(Collection entries)
-- BEGIN --

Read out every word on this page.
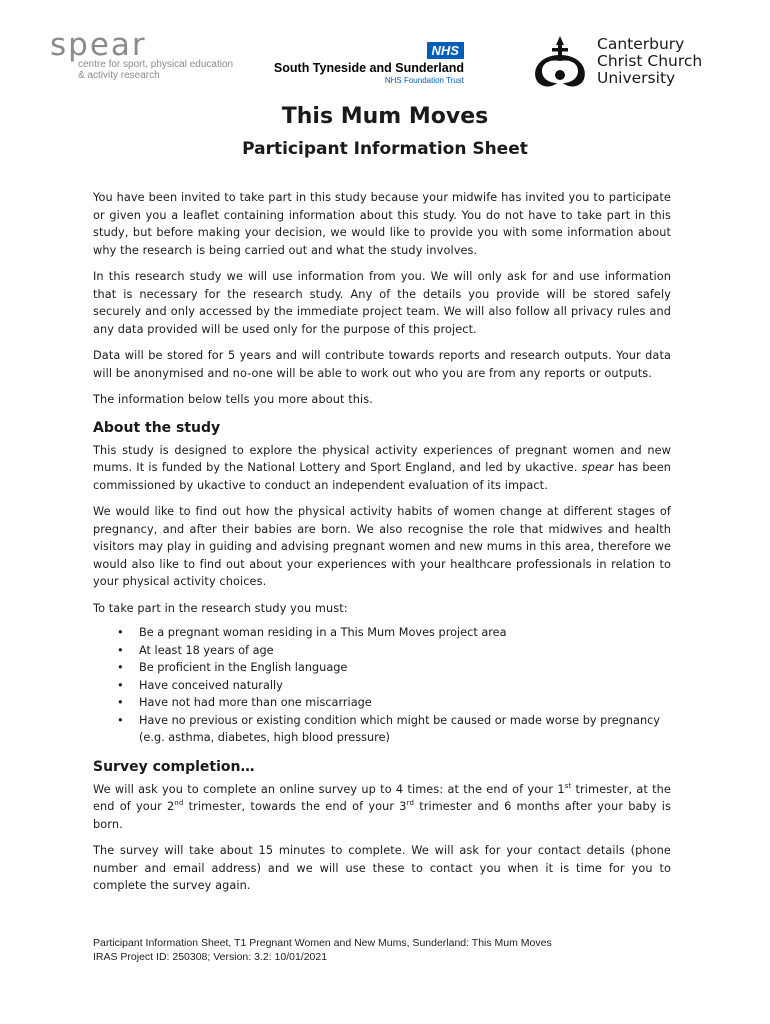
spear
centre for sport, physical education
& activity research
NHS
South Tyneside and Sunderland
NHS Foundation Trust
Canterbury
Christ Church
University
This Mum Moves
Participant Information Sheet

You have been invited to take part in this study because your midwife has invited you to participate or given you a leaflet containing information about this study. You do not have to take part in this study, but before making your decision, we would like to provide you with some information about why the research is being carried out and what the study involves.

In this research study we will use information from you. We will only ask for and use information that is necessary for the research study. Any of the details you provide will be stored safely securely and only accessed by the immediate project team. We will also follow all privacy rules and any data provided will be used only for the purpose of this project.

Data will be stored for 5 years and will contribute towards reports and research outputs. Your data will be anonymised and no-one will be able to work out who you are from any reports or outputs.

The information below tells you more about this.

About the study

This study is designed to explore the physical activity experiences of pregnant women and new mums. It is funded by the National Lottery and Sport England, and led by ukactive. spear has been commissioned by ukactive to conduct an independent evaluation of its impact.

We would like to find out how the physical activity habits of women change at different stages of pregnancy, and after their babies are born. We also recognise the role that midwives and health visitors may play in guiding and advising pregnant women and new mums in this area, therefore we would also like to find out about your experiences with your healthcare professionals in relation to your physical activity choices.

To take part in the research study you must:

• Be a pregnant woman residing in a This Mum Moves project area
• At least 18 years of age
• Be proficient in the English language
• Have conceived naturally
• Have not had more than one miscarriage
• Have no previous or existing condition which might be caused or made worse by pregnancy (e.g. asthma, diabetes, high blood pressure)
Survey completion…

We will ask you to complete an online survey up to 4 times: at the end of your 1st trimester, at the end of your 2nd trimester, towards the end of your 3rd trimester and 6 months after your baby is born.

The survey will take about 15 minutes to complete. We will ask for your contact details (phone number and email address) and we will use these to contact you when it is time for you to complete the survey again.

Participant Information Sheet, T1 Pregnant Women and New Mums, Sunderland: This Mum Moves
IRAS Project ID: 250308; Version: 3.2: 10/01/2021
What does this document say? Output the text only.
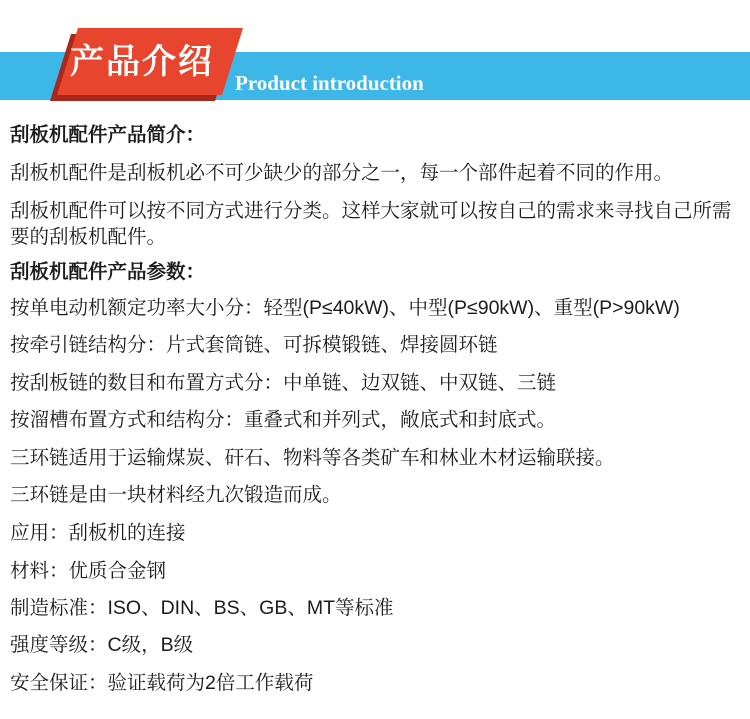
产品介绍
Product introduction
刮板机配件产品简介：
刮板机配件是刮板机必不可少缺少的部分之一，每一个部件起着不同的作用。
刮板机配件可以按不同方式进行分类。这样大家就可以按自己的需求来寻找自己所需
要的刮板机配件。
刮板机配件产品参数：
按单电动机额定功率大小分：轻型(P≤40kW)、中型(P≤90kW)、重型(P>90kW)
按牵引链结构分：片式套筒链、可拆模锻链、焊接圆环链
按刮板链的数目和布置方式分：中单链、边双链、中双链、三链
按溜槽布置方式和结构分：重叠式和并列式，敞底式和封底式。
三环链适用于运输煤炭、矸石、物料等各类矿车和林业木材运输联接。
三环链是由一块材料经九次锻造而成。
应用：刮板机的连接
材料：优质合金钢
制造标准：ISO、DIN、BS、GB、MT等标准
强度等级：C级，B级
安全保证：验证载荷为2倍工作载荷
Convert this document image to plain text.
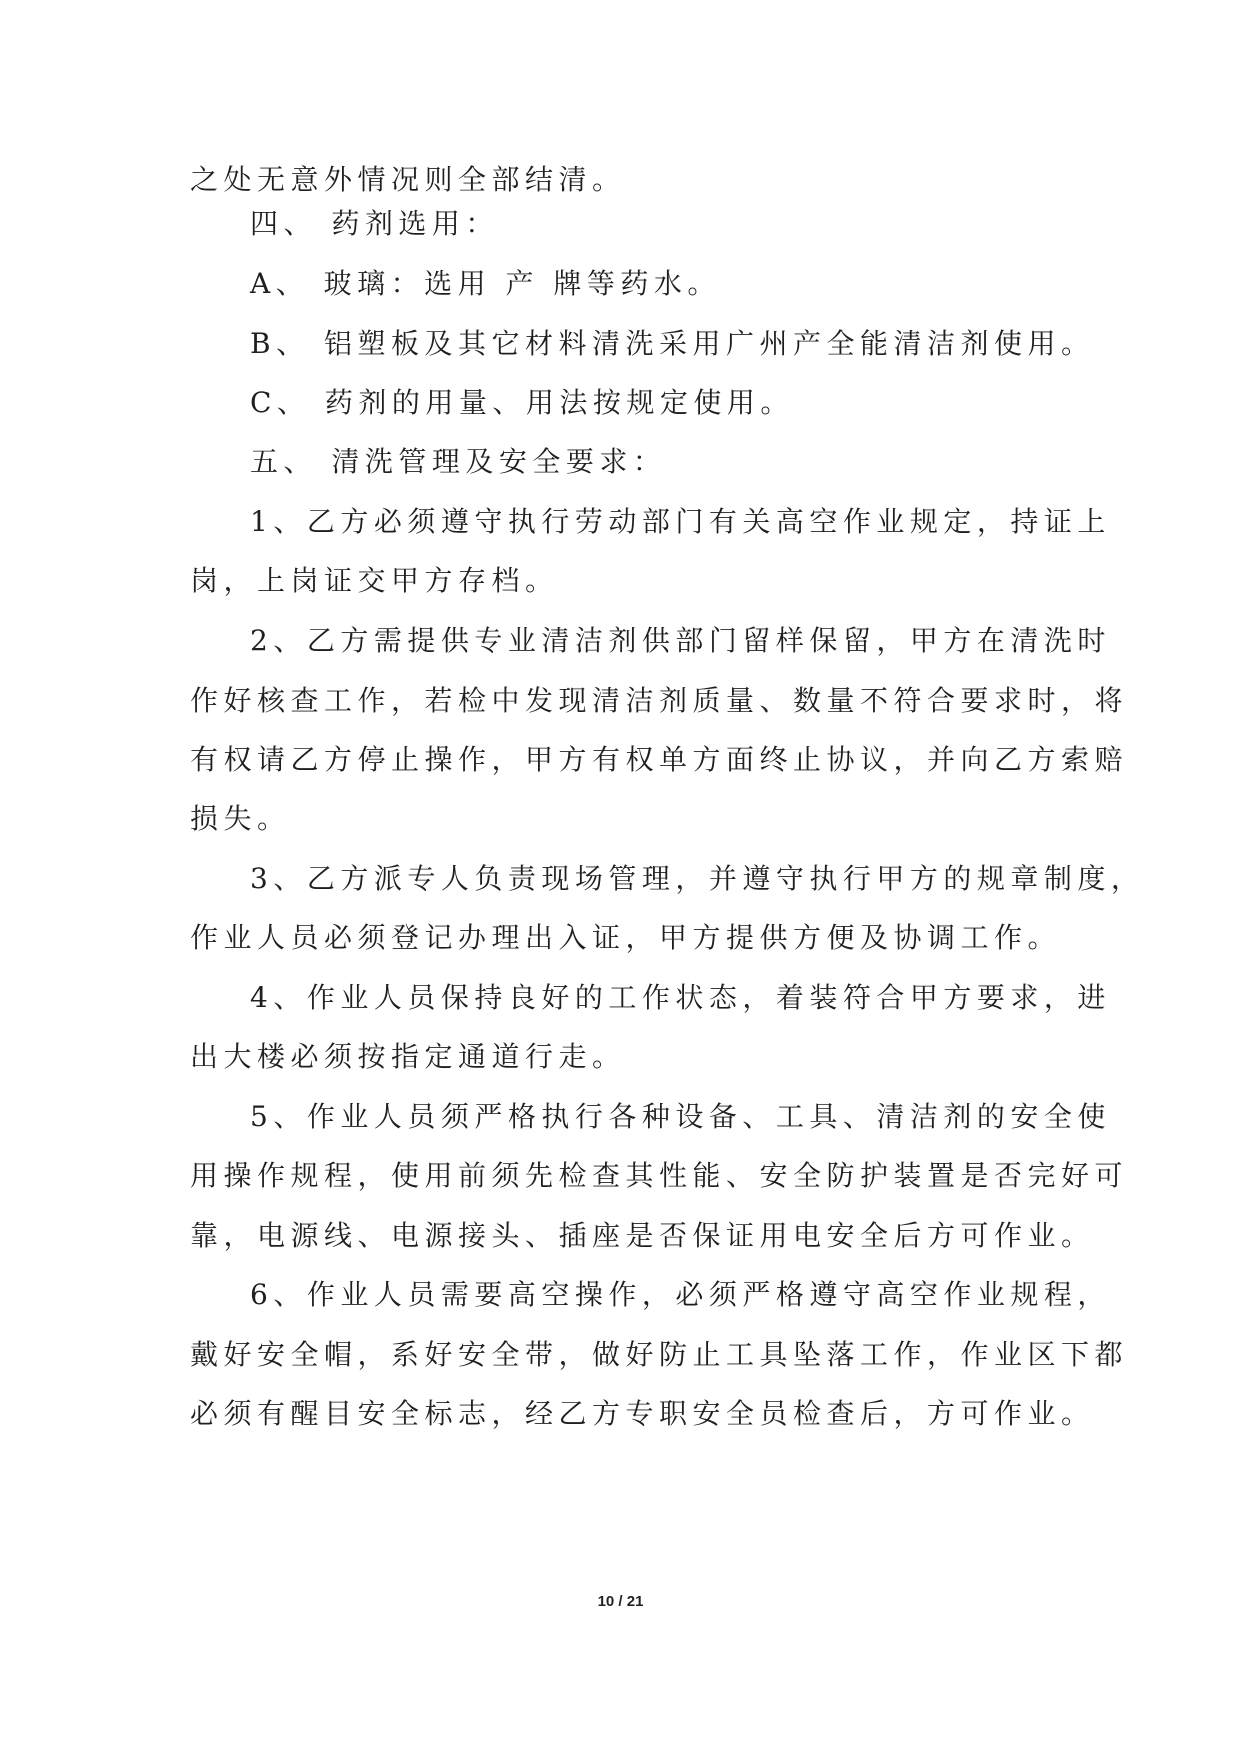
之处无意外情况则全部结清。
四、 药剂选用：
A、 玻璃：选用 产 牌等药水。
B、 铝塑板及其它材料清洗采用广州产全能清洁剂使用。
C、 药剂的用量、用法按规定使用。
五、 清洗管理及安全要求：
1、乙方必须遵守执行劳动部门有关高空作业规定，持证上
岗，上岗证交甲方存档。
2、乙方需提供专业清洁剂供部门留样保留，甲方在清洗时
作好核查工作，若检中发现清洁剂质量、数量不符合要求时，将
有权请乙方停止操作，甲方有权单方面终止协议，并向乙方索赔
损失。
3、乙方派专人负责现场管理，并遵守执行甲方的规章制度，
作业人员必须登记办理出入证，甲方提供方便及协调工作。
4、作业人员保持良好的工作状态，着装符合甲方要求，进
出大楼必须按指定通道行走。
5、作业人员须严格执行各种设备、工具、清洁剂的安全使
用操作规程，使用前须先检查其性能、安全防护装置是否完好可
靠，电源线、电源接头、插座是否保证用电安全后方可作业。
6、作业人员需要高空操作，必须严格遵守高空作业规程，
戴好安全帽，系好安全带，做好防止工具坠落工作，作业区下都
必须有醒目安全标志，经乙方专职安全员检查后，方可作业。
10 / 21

-- END --
-- BEGIN --

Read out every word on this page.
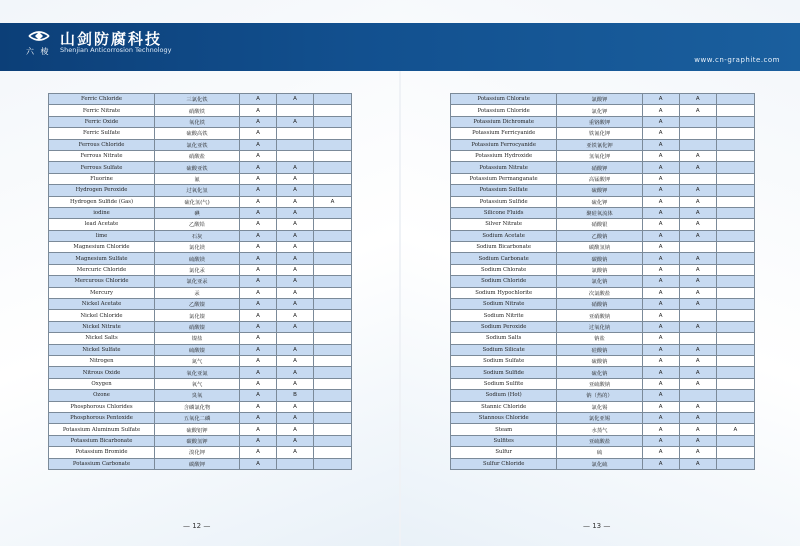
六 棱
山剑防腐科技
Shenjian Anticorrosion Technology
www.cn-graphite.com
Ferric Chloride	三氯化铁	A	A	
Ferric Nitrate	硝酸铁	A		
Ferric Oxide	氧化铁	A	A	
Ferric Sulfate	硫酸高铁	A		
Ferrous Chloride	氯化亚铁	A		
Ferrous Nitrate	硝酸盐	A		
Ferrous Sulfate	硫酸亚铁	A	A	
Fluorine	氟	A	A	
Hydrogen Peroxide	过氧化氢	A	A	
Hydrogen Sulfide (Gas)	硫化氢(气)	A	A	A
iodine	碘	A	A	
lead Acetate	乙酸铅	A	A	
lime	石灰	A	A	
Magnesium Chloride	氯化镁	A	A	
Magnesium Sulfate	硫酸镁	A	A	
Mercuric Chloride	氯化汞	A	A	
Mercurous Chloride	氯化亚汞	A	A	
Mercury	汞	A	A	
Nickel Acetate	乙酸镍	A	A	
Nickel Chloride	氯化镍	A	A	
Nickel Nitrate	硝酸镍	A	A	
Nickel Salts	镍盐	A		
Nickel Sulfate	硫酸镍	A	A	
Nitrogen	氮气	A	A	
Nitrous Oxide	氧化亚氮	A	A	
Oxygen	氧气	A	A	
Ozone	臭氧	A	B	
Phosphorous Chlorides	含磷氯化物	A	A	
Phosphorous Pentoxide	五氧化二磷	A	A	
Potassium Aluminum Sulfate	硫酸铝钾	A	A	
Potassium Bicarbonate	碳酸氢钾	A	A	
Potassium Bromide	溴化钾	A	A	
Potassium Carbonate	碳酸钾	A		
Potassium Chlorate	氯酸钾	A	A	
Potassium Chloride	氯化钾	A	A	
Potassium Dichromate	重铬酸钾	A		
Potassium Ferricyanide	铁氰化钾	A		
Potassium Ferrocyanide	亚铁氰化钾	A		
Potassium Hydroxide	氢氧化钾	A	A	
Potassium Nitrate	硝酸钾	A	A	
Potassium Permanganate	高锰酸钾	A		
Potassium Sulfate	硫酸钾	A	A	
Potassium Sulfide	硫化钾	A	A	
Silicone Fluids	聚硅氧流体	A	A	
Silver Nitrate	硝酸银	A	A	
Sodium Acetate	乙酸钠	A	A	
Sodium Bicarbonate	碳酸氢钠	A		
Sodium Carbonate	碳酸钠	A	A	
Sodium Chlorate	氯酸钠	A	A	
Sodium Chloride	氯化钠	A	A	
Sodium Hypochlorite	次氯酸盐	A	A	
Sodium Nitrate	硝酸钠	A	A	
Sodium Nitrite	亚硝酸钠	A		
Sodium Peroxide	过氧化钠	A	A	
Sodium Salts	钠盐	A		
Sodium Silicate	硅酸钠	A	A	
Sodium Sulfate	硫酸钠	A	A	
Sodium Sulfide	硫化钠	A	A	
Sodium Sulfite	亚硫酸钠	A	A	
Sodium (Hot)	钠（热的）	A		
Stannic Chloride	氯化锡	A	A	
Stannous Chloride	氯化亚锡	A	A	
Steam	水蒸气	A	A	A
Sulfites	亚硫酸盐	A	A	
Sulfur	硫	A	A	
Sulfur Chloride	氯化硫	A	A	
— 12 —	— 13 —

-- END --
-- BEGIN --

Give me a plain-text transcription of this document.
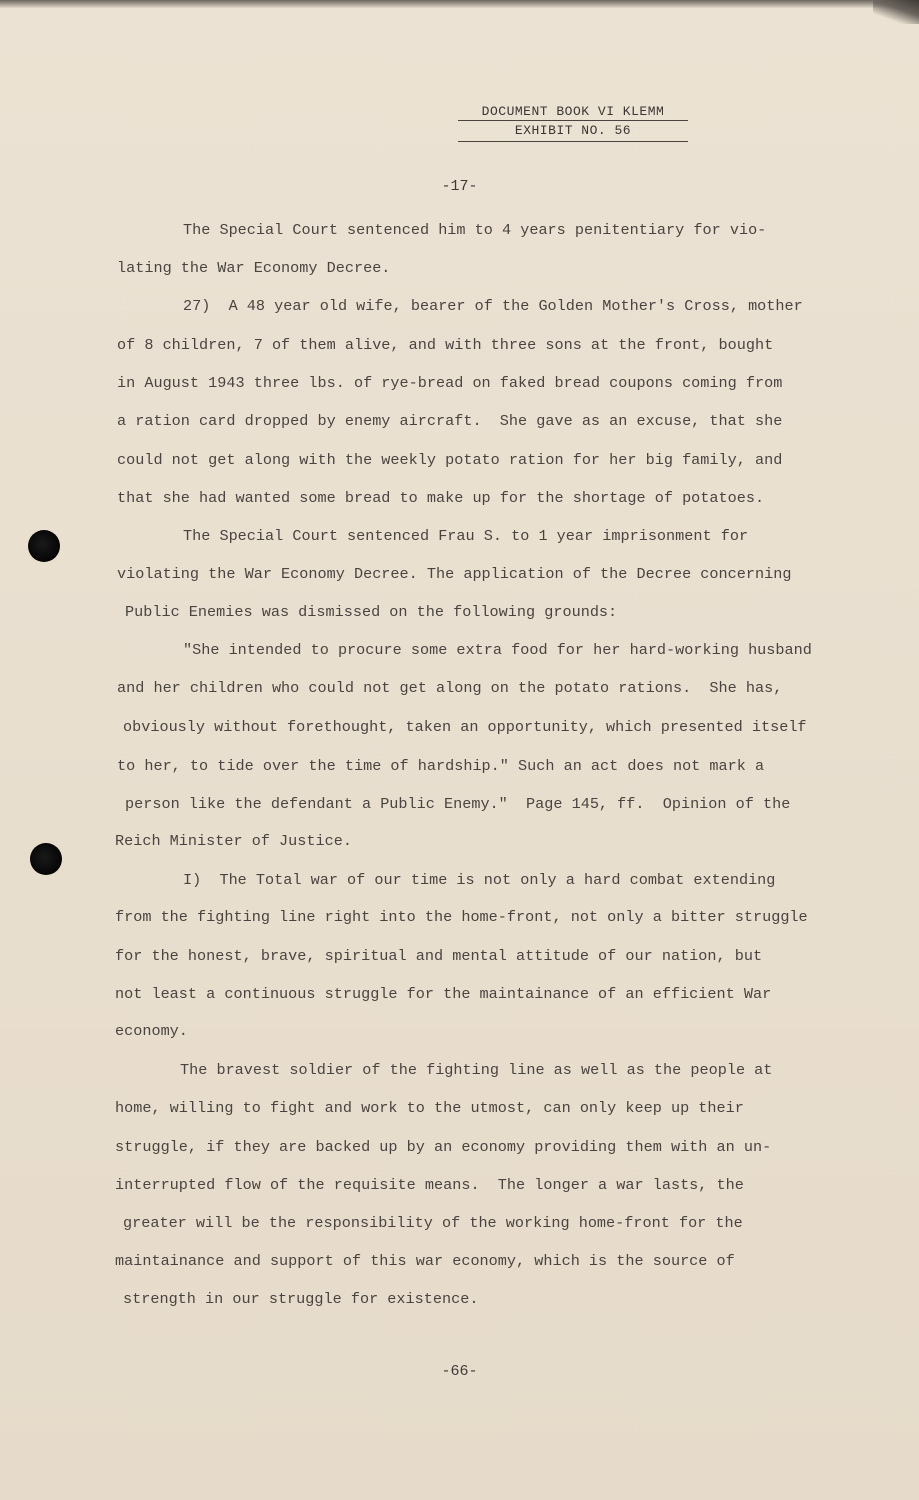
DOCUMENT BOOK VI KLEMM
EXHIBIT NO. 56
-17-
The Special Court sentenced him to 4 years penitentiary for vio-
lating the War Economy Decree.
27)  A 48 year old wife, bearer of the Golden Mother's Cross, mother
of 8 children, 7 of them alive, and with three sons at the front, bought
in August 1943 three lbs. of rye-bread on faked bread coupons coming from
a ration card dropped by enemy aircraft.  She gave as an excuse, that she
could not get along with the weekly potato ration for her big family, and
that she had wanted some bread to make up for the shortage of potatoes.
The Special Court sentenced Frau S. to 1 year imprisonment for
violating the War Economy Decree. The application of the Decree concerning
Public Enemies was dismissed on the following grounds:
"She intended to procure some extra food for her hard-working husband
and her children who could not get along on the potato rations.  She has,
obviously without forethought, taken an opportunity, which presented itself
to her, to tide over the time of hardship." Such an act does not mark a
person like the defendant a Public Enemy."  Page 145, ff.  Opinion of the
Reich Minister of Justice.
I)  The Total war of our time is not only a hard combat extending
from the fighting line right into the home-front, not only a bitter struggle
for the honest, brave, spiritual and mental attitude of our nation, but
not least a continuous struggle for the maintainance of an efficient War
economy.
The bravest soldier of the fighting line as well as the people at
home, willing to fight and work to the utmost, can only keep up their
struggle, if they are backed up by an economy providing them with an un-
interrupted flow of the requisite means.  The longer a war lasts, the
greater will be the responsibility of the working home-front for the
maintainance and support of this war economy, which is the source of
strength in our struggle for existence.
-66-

-- END --

### What is expected:
Lines containing the word "bread" are to be counted in the listing; state their number alone.

### The completed task:
2